§ **Written instruction**
Return the records word for word. Any pictures in them are not part of the copy.

§ **Supplied records**
----------

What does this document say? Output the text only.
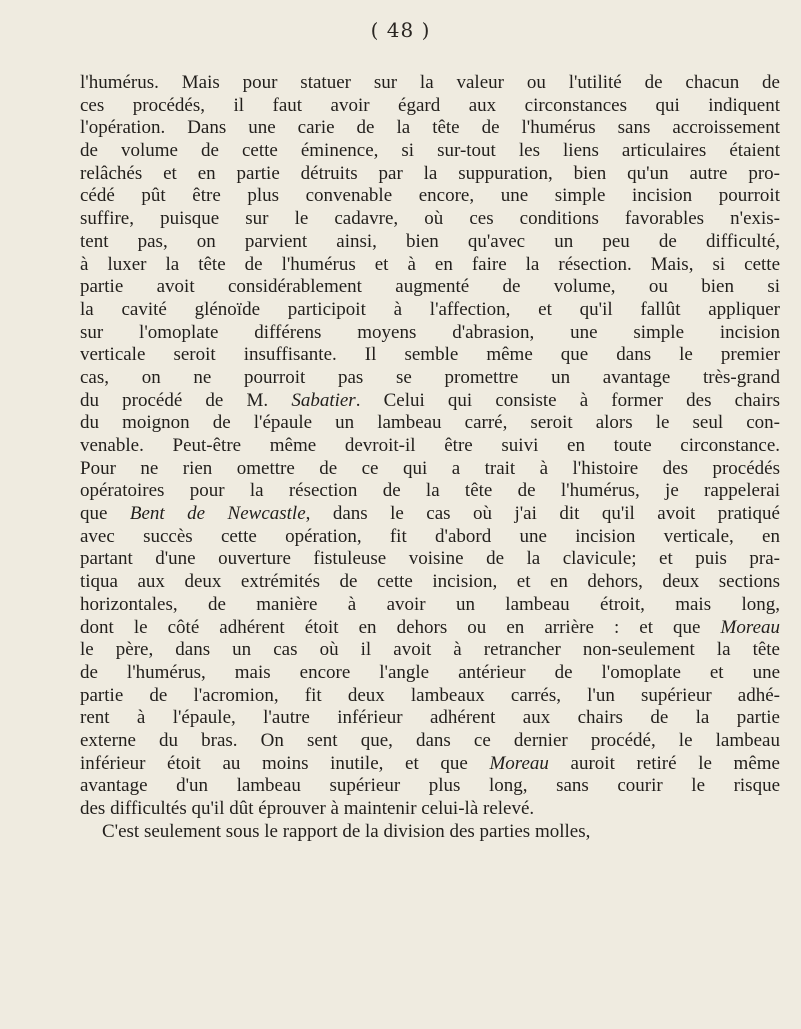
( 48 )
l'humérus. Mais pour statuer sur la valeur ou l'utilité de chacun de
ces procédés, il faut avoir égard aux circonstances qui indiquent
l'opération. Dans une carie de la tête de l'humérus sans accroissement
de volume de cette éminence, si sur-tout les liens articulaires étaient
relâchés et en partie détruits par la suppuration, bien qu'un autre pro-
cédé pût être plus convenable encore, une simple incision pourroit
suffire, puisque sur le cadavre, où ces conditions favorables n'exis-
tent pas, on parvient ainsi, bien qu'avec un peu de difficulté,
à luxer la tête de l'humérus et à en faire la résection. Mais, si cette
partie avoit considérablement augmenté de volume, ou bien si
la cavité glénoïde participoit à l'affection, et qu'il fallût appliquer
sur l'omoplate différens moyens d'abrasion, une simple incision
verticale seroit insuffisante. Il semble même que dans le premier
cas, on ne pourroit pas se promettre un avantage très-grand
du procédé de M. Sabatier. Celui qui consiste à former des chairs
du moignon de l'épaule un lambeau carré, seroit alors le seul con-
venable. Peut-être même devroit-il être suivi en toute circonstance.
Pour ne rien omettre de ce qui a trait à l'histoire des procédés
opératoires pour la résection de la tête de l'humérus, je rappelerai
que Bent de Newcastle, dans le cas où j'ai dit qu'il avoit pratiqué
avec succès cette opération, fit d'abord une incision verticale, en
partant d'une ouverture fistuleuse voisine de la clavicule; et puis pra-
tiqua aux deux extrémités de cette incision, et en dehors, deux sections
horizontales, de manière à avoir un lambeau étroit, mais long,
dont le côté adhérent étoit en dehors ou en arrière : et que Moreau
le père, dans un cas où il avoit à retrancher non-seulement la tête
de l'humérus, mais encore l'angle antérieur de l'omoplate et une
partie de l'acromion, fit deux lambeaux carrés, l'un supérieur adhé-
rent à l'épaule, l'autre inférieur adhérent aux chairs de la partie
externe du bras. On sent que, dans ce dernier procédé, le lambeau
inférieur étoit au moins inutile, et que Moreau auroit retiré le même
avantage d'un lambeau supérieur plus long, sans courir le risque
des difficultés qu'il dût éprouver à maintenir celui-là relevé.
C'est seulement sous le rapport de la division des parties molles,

----------

§ **Completed exercise**
What does this document say? Output the text only.
( 48 )
l'humérus. Mais pour statuer sur la valeur ou l'utilité de chacun de
ces procédés, il faut avoir égard aux circonstances qui indiquent
l'opération. Dans une carie de la tête de l'humérus sans accroissement
de volume de cette éminence, si sur-tout les liens articulaires étaient
relâchés et en partie détruits par la suppuration, bien qu'un autre pro-
cédé pût être plus convenable encore, une simple incision pourroit
suffire, puisque sur le cadavre, où ces conditions favorables n'exis-
tent pas, on parvient ainsi, bien qu'avec un peu de difficulté,
à luxer la tête de l'humérus et à en faire la résection. Mais, si cette
partie avoit considérablement augmenté de volume, ou bien si
la cavité glénoïde participoit à l'affection, et qu'il fallût appliquer
sur l'omoplate différens moyens d'abrasion, une simple incision
verticale seroit insuffisante. Il semble même que dans le premier
cas, on ne pourroit pas se promettre un avantage très-grand
du procédé de M. Sabatier. Celui qui consiste à former des chairs
du moignon de l'épaule un lambeau carré, seroit alors le seul con-
venable. Peut-être même devroit-il être suivi en toute circonstance.
Pour ne rien omettre de ce qui a trait à l'histoire des procédés
opératoires pour la résection de la tête de l'humérus, je rappelerai
que Bent de Newcastle, dans le cas où j'ai dit qu'il avoit pratiqué
avec succès cette opération, fit d'abord une incision verticale, en
partant d'une ouverture fistuleuse voisine de la clavicule; et puis pra-
tiqua aux deux extrémités de cette incision, et en dehors, deux sections
horizontales, de manière à avoir un lambeau étroit, mais long,
dont le côté adhérent étoit en dehors ou en arrière : et que Moreau
le père, dans un cas où il avoit à retrancher non-seulement la tête
de l'humérus, mais encore l'angle antérieur de l'omoplate et une
partie de l'acromion, fit deux lambeaux carrés, l'un supérieur adhé-
rent à l'épaule, l'autre inférieur adhérent aux chairs de la partie
externe du bras. On sent que, dans ce dernier procédé, le lambeau
inférieur étoit au moins inutile, et que Moreau auroit retiré le même
avantage d'un lambeau supérieur plus long, sans courir le risque
des difficultés qu'il dût éprouver à maintenir celui-là relevé.
C'est seulement sous le rapport de la division des parties molles,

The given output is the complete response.